# Written task
Copy each line below that contains "сельскохозяйственной".

┌─ Information provided

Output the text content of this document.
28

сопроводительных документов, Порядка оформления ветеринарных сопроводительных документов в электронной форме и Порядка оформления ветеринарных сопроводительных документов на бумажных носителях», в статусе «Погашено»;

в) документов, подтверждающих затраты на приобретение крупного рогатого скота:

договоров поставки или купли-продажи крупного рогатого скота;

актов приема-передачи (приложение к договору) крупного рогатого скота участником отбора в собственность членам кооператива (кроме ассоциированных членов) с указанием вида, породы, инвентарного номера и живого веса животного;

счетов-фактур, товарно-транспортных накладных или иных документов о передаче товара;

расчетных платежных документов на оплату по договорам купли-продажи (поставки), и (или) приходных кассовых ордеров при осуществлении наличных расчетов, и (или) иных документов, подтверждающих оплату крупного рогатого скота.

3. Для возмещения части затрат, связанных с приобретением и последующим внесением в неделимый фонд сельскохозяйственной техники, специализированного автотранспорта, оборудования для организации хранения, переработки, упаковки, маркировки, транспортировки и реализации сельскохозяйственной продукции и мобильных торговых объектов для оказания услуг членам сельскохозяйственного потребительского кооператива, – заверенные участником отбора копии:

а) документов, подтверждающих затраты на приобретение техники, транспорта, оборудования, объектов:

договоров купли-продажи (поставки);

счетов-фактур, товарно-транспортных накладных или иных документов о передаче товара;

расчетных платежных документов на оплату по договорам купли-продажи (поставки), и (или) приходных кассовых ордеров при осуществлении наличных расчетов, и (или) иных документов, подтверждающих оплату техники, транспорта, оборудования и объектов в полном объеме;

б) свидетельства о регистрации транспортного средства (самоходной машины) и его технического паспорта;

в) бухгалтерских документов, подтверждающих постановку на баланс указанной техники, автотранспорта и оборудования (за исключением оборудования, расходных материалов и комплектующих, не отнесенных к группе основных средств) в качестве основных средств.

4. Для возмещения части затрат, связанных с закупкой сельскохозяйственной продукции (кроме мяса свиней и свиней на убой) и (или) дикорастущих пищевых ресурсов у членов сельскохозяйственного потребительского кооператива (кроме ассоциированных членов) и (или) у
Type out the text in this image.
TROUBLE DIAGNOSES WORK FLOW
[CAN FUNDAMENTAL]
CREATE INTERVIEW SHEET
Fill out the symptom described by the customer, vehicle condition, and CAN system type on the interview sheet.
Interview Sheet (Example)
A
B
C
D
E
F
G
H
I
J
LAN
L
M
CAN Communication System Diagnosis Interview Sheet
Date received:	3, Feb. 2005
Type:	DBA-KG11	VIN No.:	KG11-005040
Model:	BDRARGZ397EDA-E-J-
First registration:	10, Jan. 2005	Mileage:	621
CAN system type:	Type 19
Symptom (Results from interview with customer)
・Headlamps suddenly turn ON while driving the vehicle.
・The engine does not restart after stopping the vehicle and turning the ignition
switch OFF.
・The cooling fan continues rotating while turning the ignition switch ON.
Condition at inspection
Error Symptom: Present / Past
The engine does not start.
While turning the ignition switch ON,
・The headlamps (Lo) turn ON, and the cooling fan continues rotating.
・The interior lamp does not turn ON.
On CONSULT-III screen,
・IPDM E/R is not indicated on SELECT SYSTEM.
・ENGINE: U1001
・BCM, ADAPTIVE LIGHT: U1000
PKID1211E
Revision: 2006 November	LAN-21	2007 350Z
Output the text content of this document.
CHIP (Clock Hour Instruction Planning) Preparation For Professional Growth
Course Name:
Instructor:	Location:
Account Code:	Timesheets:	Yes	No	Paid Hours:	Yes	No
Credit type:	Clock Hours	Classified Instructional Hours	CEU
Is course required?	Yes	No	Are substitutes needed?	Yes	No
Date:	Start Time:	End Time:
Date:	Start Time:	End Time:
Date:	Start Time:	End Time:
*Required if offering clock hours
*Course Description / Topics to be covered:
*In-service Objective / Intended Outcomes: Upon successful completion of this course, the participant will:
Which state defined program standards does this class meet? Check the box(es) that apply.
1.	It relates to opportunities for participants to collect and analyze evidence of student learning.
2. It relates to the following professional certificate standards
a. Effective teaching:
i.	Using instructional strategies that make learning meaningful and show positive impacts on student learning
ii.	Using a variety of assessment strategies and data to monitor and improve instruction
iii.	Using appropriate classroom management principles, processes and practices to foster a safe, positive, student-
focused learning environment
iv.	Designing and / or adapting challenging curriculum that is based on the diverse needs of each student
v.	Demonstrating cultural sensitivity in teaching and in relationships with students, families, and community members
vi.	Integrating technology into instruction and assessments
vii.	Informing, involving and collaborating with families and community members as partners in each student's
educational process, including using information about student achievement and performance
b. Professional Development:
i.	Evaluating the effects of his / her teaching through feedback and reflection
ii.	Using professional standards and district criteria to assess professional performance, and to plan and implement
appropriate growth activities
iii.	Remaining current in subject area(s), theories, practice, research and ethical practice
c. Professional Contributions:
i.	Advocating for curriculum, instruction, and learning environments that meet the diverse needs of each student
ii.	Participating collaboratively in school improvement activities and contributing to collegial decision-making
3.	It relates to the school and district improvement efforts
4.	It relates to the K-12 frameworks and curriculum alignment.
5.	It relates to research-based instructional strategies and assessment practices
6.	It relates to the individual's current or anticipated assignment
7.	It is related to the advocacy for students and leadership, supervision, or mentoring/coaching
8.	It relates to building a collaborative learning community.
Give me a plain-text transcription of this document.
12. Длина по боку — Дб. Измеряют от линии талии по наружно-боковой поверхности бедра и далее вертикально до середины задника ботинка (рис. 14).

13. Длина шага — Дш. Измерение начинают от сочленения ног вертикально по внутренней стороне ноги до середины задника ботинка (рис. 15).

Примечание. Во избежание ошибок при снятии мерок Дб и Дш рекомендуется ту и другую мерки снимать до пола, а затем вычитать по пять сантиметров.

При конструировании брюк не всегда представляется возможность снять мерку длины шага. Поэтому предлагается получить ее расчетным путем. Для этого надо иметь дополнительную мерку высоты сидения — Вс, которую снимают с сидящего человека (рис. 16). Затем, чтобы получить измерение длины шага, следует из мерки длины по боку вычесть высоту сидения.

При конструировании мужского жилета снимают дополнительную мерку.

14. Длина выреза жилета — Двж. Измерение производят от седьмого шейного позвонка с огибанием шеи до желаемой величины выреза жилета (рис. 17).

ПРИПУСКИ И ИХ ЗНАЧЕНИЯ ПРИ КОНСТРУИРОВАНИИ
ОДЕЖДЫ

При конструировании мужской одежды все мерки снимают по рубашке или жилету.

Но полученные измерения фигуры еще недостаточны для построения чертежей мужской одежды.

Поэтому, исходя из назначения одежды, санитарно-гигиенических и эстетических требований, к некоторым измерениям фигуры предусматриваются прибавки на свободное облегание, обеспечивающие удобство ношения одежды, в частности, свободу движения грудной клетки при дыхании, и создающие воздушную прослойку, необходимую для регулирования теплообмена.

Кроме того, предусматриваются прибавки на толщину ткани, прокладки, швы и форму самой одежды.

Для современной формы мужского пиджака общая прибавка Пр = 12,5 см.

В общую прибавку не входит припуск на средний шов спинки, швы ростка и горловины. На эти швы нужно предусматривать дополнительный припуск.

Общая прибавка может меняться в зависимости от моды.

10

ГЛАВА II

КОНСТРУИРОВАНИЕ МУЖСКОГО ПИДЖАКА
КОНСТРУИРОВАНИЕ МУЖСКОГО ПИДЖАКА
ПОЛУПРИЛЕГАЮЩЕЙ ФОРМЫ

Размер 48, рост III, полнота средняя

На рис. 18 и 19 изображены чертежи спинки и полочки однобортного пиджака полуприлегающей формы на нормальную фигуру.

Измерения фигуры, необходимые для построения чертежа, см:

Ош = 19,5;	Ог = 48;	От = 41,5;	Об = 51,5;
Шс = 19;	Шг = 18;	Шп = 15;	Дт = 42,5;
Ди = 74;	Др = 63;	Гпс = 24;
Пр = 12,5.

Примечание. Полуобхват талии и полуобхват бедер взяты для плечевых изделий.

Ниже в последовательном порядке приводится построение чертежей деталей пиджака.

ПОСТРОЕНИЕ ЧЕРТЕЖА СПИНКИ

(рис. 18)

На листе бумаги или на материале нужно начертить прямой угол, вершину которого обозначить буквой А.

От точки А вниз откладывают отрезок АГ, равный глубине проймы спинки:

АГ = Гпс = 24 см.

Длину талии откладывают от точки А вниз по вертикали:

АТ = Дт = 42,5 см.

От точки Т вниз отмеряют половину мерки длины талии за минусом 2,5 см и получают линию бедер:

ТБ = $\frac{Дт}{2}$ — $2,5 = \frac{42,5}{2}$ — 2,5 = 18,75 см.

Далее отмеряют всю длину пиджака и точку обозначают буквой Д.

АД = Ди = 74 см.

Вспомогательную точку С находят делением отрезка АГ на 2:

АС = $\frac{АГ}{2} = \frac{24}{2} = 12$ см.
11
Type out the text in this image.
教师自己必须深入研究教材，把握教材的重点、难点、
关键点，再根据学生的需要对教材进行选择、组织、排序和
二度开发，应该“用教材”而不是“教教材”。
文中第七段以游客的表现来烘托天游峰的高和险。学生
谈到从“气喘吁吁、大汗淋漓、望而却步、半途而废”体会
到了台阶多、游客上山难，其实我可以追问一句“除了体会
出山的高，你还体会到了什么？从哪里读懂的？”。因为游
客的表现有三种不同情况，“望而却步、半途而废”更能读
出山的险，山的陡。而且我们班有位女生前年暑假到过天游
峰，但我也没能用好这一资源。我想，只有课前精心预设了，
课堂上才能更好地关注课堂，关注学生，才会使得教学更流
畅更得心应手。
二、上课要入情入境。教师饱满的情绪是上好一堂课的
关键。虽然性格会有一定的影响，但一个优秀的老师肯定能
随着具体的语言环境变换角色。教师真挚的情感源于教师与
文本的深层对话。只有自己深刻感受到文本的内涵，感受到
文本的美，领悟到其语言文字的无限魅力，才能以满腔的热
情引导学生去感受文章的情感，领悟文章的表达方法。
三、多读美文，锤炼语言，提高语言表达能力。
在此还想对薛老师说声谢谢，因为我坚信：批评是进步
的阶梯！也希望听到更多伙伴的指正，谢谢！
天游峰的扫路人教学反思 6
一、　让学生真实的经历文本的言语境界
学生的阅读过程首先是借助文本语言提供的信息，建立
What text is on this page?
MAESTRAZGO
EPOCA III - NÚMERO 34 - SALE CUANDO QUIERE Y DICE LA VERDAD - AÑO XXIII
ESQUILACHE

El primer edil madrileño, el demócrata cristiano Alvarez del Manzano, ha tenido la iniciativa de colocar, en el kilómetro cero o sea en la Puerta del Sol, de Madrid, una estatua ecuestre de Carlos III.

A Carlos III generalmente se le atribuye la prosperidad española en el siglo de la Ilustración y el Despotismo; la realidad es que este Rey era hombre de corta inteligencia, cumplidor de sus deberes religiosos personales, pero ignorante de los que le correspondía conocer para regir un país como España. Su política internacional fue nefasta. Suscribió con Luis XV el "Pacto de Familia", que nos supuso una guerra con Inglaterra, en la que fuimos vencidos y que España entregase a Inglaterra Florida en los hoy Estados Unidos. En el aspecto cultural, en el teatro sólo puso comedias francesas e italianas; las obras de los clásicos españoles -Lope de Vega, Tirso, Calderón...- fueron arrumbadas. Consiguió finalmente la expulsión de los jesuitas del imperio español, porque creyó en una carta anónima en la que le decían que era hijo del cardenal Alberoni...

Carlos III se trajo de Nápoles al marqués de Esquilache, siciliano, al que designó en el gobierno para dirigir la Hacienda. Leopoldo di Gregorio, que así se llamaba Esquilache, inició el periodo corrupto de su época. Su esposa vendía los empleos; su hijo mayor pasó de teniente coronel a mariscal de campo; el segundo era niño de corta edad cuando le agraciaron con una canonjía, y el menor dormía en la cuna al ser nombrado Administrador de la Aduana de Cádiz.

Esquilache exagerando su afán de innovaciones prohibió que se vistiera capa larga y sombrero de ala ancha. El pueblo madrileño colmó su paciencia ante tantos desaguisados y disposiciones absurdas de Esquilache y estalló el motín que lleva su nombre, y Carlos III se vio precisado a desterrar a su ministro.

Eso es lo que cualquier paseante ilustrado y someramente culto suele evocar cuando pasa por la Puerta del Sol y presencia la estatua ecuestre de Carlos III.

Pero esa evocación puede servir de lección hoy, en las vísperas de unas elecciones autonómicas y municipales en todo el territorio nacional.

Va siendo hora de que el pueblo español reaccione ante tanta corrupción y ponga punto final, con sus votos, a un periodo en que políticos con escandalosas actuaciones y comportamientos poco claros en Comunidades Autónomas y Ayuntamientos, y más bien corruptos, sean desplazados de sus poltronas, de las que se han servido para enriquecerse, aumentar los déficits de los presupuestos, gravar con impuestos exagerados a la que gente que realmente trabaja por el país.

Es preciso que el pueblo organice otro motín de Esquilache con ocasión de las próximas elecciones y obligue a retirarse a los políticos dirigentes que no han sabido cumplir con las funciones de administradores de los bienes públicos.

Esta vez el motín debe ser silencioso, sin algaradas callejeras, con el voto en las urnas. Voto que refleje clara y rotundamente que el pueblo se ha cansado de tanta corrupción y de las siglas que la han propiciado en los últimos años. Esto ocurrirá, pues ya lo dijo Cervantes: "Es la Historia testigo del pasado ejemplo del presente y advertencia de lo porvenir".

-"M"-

└─

# Final result
3. Для возмещения части затрат, связанных с приобретением и последующим внесением в неделимый фонд сельскохозяйственной техники, специализированного автотранспорта, оборудования для организации хранения, переработки, упаковки, маркировки, транспортировки и реализации сельскохозяйственной продукции и мобильных торговых объектов для оказания услуг членам сельскохозяйственного потребительского кооператива, – заверенные участником отбора копии:
4. Для возмещения части затрат, связанных с закупкой сельскохозяйственной продукции (кроме мяса свиней и свиней на убой) и (или) дикорастущих пищевых ресурсов у членов сельскохозяйственного потребительского кооператива (кроме ассоциированных членов) и (или) у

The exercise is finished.